** Begin MATERIAL SHOWN **

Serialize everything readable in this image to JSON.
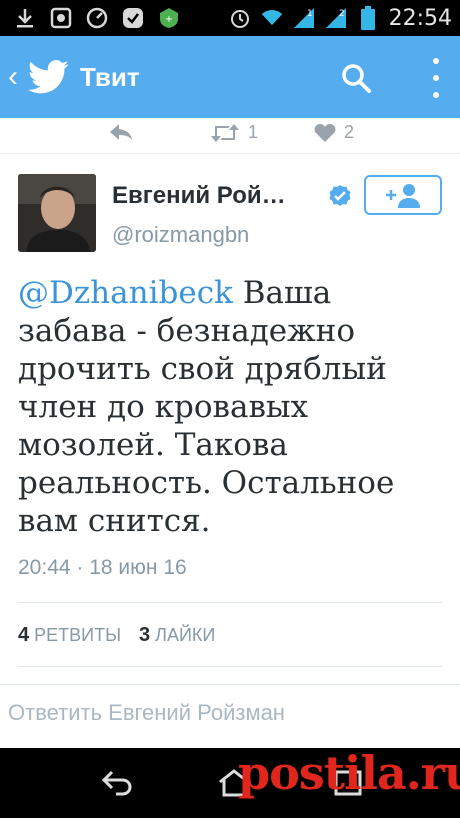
{
  "status_bar": {
    "time": "22:54",
    "icons": [
      "download-icon",
      "photo-icon",
      "speedometer-icon",
      "checkmark-badge-icon",
      "shield-icon",
      "alarm-icon",
      "wifi-icon",
      "signal-1-icon",
      "signal-2-icon",
      "battery-icon"
    ]
  },
  "app_bar": {
    "title": "Твит",
    "icons": [
      "back-chevron-icon",
      "twitter-bird-icon",
      "search-icon",
      "more-vert-icon"
    ],
    "color": "#55acee"
  },
  "previous_tweet_actions": {
    "retweets": "1",
    "likes": "2"
  },
  "tweet": {
    "author_name": "Евгений Рой…",
    "handle": "@roizmangbn",
    "mention": "@Dzhanibeck",
    "lines_first": "Ваша",
    "lines": [
      "забава - безнадежно",
      "дрочить свой дряблый",
      "член до кровавых",
      "мозолей. Такова",
      "реальность. Остальное",
      "вам снится."
    ],
    "timestamp": "20:44 · 18 июн 16",
    "retweet_count": "4",
    "retweet_label": "РЕТВИТЫ",
    "like_count": "3",
    "like_label": "ЛАЙКИ"
  },
  "reply": {
    "placeholder": "Ответить Евгений Ройзман"
  },
  "watermark": "postila.ru",
  "colors": {
    "accent": "#55acee",
    "mention": "#3b94d9",
    "text": "#292f33",
    "muted": "#8899a6",
    "watermark": "#e0261d"
  }
}
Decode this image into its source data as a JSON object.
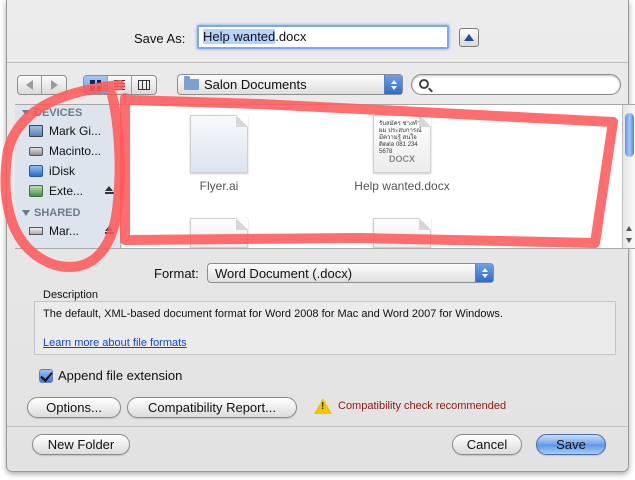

** End MATERIAL SHOWN **

WHAT YOU WILL DO
Pull out every line containing "mention".

REPLY TO THE TASK
    "mention": "@Dzhanibeck",
    "mention": "#3b94d9",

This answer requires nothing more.